What you should do
Every line that holds "color" should be shown.

────────────────────

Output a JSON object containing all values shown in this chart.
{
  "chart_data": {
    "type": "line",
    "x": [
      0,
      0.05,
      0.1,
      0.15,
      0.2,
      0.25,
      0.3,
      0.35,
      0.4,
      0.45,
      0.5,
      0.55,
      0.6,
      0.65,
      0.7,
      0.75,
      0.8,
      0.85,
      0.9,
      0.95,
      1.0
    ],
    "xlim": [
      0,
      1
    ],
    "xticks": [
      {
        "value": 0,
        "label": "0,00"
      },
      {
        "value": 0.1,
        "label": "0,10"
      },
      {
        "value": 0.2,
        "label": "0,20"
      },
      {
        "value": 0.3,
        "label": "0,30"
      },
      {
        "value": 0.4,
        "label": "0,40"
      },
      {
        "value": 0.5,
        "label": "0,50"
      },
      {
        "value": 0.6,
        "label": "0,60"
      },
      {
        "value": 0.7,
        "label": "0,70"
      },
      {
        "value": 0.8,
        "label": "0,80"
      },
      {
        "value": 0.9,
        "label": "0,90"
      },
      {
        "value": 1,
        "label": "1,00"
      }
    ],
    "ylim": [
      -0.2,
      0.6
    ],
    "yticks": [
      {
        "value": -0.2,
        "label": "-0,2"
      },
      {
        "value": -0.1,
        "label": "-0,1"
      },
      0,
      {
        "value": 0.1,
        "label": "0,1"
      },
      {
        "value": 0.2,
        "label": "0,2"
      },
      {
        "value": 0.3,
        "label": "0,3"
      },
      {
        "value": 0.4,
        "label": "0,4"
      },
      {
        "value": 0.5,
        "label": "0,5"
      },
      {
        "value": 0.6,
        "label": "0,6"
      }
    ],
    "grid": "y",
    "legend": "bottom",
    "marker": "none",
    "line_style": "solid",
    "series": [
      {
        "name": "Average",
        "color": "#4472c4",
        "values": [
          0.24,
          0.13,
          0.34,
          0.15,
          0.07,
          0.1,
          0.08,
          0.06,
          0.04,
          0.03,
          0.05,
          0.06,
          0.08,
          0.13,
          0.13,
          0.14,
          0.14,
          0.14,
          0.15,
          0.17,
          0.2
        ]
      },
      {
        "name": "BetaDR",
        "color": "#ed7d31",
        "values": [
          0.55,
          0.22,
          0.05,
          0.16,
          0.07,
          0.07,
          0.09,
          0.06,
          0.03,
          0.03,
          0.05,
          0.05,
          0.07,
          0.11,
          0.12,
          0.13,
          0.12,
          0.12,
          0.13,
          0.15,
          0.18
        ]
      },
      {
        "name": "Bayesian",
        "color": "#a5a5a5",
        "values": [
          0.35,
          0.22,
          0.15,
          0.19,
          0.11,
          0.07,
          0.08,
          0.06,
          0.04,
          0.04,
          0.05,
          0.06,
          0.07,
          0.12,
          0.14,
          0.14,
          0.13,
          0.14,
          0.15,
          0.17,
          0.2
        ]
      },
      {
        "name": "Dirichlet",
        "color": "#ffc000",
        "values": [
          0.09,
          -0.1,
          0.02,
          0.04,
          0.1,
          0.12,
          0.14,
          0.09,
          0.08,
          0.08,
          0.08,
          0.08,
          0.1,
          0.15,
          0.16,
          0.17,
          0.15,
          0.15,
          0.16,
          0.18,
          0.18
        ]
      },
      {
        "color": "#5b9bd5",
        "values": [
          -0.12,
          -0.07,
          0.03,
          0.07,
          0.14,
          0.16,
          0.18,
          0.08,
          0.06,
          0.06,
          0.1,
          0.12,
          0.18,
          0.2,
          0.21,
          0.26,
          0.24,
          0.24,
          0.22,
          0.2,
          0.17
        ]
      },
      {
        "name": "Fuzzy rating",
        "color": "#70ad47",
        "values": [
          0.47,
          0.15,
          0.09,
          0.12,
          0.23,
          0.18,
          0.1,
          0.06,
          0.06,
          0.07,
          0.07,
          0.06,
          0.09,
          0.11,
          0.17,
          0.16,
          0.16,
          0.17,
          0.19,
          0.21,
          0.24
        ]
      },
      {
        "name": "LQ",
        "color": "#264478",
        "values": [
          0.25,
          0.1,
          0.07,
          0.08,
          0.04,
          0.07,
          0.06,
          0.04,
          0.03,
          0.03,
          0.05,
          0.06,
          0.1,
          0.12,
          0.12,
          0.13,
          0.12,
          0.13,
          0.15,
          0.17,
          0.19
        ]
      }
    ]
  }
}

────────────────────

Task output
        "color": "#4472c4",
        "color": "#ed7d31",
        "color": "#a5a5a5",
        "color": "#ffc000",
        "color": "#5b9bd5",
        "color": "#70ad47",
        "color": "#264478",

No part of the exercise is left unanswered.